──────── DATA EXTRACT ────────

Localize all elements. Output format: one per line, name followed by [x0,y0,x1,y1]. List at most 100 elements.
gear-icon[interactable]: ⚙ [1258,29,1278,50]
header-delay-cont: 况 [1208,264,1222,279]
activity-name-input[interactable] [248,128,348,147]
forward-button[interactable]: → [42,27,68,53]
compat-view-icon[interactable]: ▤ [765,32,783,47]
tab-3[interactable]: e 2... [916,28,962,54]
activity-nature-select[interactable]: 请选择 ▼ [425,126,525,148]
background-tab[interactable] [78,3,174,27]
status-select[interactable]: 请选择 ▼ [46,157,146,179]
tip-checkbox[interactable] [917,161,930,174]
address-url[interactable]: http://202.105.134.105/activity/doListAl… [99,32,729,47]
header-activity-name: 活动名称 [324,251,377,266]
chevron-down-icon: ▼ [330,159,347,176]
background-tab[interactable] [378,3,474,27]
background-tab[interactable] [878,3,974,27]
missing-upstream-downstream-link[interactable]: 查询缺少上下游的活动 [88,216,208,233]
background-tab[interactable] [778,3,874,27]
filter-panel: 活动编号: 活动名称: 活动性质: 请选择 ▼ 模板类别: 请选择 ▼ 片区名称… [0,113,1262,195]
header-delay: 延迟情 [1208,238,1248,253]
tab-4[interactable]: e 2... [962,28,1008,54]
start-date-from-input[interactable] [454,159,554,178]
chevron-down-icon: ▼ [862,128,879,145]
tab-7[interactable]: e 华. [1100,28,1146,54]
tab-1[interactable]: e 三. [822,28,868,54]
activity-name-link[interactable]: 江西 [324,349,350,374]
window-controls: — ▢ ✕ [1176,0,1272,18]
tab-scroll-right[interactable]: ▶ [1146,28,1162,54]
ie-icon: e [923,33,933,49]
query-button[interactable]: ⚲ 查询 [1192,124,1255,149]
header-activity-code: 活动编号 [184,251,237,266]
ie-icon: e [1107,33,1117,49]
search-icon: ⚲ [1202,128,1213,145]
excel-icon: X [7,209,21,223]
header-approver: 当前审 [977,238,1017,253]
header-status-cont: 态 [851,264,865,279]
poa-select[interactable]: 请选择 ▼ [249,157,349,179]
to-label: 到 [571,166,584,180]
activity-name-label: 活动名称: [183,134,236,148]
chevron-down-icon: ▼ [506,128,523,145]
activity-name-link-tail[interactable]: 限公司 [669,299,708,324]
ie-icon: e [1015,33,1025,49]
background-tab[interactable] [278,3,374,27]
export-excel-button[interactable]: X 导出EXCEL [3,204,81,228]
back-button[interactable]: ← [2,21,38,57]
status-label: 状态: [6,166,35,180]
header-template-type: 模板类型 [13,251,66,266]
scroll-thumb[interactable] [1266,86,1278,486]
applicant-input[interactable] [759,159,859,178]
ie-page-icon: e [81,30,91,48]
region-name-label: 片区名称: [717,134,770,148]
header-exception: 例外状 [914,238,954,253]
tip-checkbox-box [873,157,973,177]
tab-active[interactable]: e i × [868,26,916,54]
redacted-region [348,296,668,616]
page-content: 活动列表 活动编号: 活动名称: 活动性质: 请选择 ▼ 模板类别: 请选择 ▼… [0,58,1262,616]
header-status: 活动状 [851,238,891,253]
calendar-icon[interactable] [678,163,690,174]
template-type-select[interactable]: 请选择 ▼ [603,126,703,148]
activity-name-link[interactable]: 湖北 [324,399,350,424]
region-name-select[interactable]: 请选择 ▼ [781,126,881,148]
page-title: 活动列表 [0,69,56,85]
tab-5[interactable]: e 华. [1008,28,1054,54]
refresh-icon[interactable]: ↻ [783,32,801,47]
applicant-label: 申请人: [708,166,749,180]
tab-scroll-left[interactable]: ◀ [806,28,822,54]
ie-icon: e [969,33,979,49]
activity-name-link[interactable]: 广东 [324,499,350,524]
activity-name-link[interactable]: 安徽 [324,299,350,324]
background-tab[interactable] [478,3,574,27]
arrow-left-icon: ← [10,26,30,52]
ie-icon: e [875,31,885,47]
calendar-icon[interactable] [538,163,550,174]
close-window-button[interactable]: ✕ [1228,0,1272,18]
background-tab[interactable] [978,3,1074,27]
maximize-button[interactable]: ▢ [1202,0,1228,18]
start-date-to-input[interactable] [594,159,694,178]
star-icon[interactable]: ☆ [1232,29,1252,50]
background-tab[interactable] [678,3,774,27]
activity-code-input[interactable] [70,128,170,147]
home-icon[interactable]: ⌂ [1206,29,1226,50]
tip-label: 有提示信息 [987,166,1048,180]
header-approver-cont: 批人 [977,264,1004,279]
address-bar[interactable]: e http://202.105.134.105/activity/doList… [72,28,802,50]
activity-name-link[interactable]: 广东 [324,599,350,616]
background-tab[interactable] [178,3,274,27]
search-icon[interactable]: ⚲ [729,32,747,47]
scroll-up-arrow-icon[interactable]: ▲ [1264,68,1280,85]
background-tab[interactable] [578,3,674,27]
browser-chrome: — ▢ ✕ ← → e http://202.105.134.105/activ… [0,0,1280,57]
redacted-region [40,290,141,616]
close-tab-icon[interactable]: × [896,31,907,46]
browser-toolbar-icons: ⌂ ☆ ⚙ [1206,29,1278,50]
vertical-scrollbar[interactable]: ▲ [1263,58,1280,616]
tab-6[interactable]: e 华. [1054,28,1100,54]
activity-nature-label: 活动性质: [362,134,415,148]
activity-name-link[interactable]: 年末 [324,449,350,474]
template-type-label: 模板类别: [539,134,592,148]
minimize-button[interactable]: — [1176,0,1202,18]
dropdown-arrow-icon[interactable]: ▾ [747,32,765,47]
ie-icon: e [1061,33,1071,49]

────────

Write out every line of the material above, character for character, with nothing changed.

## TASK RESPONSE
Localize all elements. Output format: one per line, name followed by [x0,y0,x1,y1]. List at most 100 elements.
gear-icon[interactable]: ⚙ [1258,29,1278,50]
header-delay-cont: 况 [1208,264,1222,279]
activity-name-input[interactable] [248,128,348,147]
forward-button[interactable]: → [42,27,68,53]
compat-view-icon[interactable]: ▤ [765,32,783,47]
tab-3[interactable]: e 2... [916,28,962,54]
activity-nature-select[interactable]: 请选择 ▼ [425,126,525,148]
background-tab[interactable] [78,3,174,27]
status-select[interactable]: 请选择 ▼ [46,157,146,179]
tip-checkbox[interactable] [917,161,930,174]
address-url[interactable]: http://202.105.134.105/activity/doListAl… [99,32,729,47]
header-activity-name: 活动名称 [324,251,377,266]
chevron-down-icon: ▼ [330,159,347,176]
background-tab[interactable] [378,3,474,27]
background-tab[interactable] [878,3,974,27]
missing-upstream-downstream-link[interactable]: 查询缺少上下游的活动 [88,216,208,233]
background-tab[interactable] [778,3,874,27]
filter-panel: 活动编号: 活动名称: 活动性质: 请选择 ▼ 模板类别: 请选择 ▼ 片区名称… [0,113,1262,195]
header-delay: 延迟情 [1208,238,1248,253]
tab-4[interactable]: e 2... [962,28,1008,54]
start-date-from-input[interactable] [454,159,554,178]
chevron-down-icon: ▼ [862,128,879,145]
tab-7[interactable]: e 华. [1100,28,1146,54]
tab-1[interactable]: e 三. [822,28,868,54]
activity-name-link[interactable]: 江西 [324,349,350,374]
window-controls: — ▢ ✕ [1176,0,1272,18]
tab-scroll-right[interactable]: ▶ [1146,28,1162,54]
ie-icon: e [923,33,933,49]
query-button[interactable]: ⚲ 查询 [1192,124,1255,149]
header-activity-code: 活动编号 [184,251,237,266]
ie-icon: e [1107,33,1117,49]
search-icon: ⚲ [1202,128,1213,145]
excel-icon: X [7,209,21,223]
header-approver: 当前审 [977,238,1017,253]
header-status-cont: 态 [851,264,865,279]
poa-select[interactable]: 请选择 ▼ [249,157,349,179]
to-label: 到 [571,166,584,180]
activity-name-label: 活动名称: [183,134,236,148]
chevron-down-icon: ▼ [506,128,523,145]
activity-name-link-tail[interactable]: 限公司 [669,299,708,324]
ie-icon: e [1015,33,1025,49]
background-tab[interactable] [278,3,374,27]
export-excel-button[interactable]: X 导出EXCEL [3,204,81,228]
back-button[interactable]: ← [2,21,38,57]
status-label: 状态: [6,166,35,180]
header-template-type: 模板类型 [13,251,66,266]
scroll-thumb[interactable] [1266,86,1278,486]
applicant-input[interactable] [759,159,859,178]
ie-page-icon: e [81,30,91,48]
region-name-label: 片区名称: [717,134,770,148]
header-exception: 例外状 [914,238,954,253]
tip-checkbox-box [873,157,973,177]
tab-active[interactable]: e i × [868,26,916,54]
redacted-region [348,296,668,616]
page-content: 活动列表 活动编号: 活动名称: 活动性质: 请选择 ▼ 模板类别: 请选择 ▼… [0,58,1262,616]
header-status: 活动状 [851,238,891,253]
calendar-icon[interactable] [678,163,690,174]
template-type-select[interactable]: 请选择 ▼ [603,126,703,148]
activity-name-link[interactable]: 湖北 [324,399,350,424]
region-name-select[interactable]: 请选择 ▼ [781,126,881,148]
page-title: 活动列表 [0,69,56,85]
tab-5[interactable]: e 华. [1008,28,1054,54]
refresh-icon[interactable]: ↻ [783,32,801,47]
applicant-label: 申请人: [708,166,749,180]
tab-scroll-left[interactable]: ◀ [806,28,822,54]
ie-icon: e [969,33,979,49]
activity-name-link[interactable]: 广东 [324,499,350,524]
activity-name-link[interactable]: 安徽 [324,299,350,324]
background-tab[interactable] [478,3,574,27]
arrow-left-icon: ← [10,26,30,52]
ie-icon: e [875,31,885,47]
calendar-icon[interactable] [538,163,550,174]
close-window-button[interactable]: ✕ [1228,0,1272,18]
background-tab[interactable] [978,3,1074,27]
maximize-button[interactable]: ▢ [1202,0,1228,18]
start-date-to-input[interactable] [594,159,694,178]
star-icon[interactable]: ☆ [1232,29,1252,50]
background-tab[interactable] [678,3,774,27]
activity-code-input[interactable] [70,128,170,147]
home-icon[interactable]: ⌂ [1206,29,1226,50]
tip-label: 有提示信息 [987,166,1048,180]
header-approver-cont: 批人 [977,264,1004,279]
address-bar[interactable]: e http://202.105.134.105/activity/doList… [72,28,802,50]
activity-name-link[interactable]: 广东 [324,599,350,616]
background-tab[interactable] [178,3,274,27]
search-icon[interactable]: ⚲ [729,32,747,47]
scroll-up-arrow-icon[interactable]: ▲ [1264,68,1280,85]
background-tab[interactable] [578,3,674,27]
browser-chrome: — ▢ ✕ ← → e http://202.105.134.105/activ… [0,0,1280,57]
redacted-region [40,290,141,616]
close-tab-icon[interactable]: × [896,31,907,46]
browser-toolbar-icons: ⌂ ☆ ⚙ [1206,29,1278,50]
vertical-scrollbar[interactable]: ▲ [1263,58,1280,616]
tab-6[interactable]: e 华. [1054,28,1100,54]
activity-nature-label: 活动性质: [362,134,415,148]
activity-name-link[interactable]: 年末 [324,449,350,474]
template-type-label: 模板类别: [539,134,592,148]
minimize-button[interactable]: — [1176,0,1202,18]
dropdown-arrow-icon[interactable]: ▾ [747,32,765,47]
ie-icon: e [1061,33,1071,49]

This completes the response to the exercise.